READING PASSAGE:
____

We can now compare different Stores in their capacity for candy sale. In the plots below we can see that the number of Rite Aid stores is largesr, still, each Rite Aid Store perfoms bad on average. The best average sale belongs to BJs Wholesale Clubs and Target Stores. The number of Target Stores is 8th in rank in terms of frequency, meaning that Target stores are significant markets for candy sale in these four cities.

The brand sale plots below, indicate that Reese is the most successful overall. Kit-Kat and Kisses follow with a significant margin.

To see how each store performs in each city we should group by both store and city. Target store is Significantly high in all four cities although more successful in Boston. in philadelphia only BJs Wholesale club is nmore successful than Target stores.

candy_by_store_city = data %>% 
  group_by(STORE,CITY) %>% 
  summarise (sales_mean = mean(TOTAL),
             sales_median = median(TOTAL), 
             sales_sum = sum(TOTAL), n = n()) 

ggplot(aes(x = reorder(STORE,-sales_mean),  y= sales_mean), 
       data = candy_by_store_city)+
  geom_bar(aes(fill = factor(CITY)),stat="identity",
           position = "dodge",width=.5,color=I('black')) + 
  coord_flip()+ylab("Store")

Which Brands sell more and in which cities?

Now let’s convert the data to long format so that we can analyse each brand same as we did for each store. the plot below indicates how different brands compare in different cities. We can see that “Reese” is successful in all 4 cities.Some cities are specifically higher than others in some brands. For example, Hershey’s Chocolate Assortment is significantly higher in Boston and DC. KitKat and Cadbury are highest in Boston while Philadelphia is more successful in Reese and Kisses.

____

SUPPLIED INFORMATION:
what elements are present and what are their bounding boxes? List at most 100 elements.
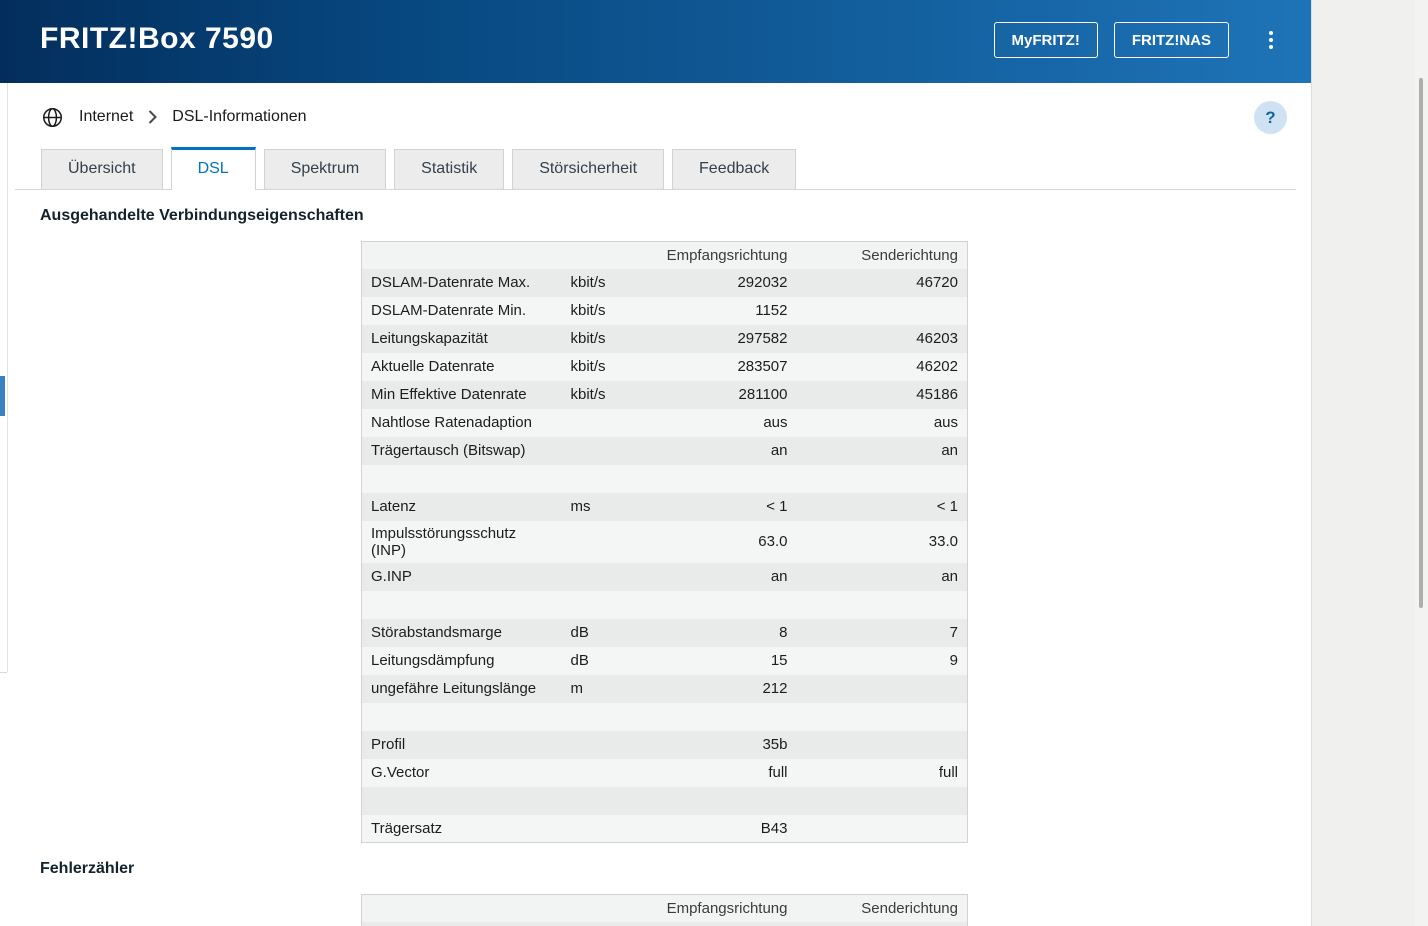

____

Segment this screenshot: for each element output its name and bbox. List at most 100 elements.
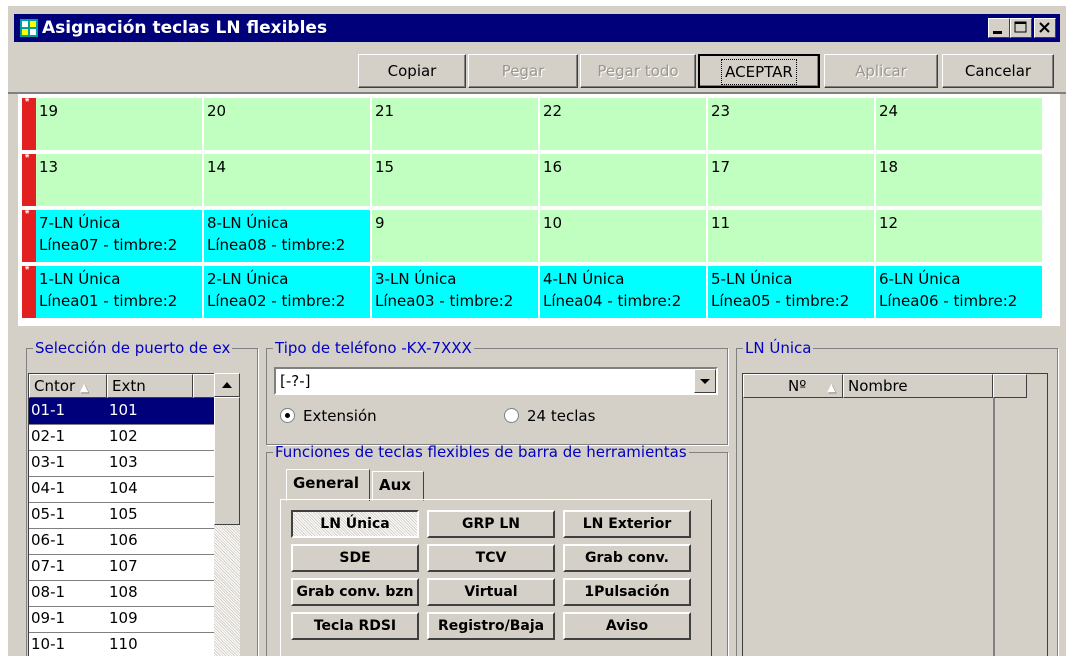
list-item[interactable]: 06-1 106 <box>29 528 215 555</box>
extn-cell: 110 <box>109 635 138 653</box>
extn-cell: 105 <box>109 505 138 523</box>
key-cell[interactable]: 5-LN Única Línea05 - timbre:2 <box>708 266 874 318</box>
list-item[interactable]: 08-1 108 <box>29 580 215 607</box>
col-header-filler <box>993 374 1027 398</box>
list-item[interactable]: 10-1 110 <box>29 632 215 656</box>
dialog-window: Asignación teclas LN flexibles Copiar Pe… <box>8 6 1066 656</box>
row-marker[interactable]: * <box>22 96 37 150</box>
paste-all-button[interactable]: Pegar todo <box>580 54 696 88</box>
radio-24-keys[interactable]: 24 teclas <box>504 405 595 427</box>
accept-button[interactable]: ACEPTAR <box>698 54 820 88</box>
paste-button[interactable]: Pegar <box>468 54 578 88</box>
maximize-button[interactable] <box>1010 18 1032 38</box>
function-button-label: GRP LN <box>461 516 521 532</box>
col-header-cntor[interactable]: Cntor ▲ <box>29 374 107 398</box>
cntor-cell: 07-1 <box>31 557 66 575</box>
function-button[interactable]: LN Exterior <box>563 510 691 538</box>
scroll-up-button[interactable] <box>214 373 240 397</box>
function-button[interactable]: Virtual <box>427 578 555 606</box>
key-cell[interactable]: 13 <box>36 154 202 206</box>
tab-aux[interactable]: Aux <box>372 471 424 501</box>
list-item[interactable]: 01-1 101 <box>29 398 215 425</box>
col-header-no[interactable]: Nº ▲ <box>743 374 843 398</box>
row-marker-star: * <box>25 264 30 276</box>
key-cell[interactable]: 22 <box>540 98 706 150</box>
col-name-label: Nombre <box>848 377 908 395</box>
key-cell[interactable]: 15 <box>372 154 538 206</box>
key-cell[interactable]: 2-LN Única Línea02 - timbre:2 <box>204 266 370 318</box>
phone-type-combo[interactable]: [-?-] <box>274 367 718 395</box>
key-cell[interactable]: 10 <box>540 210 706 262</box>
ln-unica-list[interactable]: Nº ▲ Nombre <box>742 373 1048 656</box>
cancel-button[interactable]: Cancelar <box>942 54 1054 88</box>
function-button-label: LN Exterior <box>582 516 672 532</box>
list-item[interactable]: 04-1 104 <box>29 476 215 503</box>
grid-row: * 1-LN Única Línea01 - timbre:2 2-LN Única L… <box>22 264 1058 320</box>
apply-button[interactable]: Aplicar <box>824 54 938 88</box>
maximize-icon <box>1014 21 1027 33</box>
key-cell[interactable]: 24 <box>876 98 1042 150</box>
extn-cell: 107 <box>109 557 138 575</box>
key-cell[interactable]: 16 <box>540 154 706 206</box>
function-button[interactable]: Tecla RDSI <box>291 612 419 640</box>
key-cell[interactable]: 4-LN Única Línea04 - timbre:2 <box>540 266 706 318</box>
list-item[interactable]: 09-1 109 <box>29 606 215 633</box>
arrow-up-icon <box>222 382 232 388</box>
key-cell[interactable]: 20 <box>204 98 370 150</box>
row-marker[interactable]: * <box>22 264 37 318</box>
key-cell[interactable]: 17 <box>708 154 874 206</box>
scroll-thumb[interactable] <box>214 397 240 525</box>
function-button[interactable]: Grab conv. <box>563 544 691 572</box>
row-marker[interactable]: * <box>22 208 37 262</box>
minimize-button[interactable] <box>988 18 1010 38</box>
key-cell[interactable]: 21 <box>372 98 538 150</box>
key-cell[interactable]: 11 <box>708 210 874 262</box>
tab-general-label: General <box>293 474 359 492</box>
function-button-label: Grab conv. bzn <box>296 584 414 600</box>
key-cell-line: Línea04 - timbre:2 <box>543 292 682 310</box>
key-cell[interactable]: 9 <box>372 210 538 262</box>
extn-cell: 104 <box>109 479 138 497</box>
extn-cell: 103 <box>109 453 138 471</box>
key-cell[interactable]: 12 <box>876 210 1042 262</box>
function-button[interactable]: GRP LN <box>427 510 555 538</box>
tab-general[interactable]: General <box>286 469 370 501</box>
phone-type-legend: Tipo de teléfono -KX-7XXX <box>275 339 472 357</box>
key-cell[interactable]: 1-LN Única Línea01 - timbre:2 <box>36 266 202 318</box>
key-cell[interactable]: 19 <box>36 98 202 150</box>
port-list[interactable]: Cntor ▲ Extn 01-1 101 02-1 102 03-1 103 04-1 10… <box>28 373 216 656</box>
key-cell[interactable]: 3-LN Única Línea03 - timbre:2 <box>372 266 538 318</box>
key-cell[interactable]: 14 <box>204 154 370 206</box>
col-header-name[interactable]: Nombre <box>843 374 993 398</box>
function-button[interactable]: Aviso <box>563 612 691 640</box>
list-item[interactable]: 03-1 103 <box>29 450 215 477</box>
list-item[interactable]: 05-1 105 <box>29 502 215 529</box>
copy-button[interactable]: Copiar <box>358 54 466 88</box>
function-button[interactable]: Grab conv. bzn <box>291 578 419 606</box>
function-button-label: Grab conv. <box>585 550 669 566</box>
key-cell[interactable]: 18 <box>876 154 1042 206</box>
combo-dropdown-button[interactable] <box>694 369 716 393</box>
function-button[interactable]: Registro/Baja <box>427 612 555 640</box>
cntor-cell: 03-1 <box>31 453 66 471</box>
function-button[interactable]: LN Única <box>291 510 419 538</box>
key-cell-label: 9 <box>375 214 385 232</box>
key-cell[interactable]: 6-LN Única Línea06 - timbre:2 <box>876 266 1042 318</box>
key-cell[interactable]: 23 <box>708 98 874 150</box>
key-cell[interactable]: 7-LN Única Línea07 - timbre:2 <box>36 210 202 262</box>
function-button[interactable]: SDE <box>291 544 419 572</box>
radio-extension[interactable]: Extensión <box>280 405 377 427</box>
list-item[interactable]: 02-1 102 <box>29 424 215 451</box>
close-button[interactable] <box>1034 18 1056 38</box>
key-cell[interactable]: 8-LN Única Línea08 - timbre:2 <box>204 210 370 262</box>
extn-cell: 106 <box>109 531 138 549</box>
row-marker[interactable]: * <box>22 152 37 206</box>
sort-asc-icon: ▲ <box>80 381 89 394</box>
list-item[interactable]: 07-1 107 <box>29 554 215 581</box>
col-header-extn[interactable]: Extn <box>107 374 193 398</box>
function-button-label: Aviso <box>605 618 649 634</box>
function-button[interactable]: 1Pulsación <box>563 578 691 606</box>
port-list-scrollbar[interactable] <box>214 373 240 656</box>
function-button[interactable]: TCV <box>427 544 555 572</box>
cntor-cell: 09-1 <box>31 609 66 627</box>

____

EXERCISE DETAILS: Please copy the candy sales text starting with "candy_by_store_city = data" and going on through "in which cities?", swapping "sales_mean" for "avg_sales". The entries are separate from the candy sales text.

REPLY:
candy_by_store_city = data %>% 
  group_by(STORE,CITY) %>% 
  summarise (avg_sales = mean(TOTAL),
             sales_median = median(TOTAL), 
             sales_sum = sum(TOTAL), n = n()) 

ggplot(aes(x = reorder(STORE,-avg_sales),  y= avg_sales), 
       data = candy_by_store_city)+
  geom_bar(aes(fill = factor(CITY)),stat="identity",
           position = "dodge",width=.5,color=I('black')) + 
  coord_flip()+ylab("Store")

Which Brands sell more and in which cities?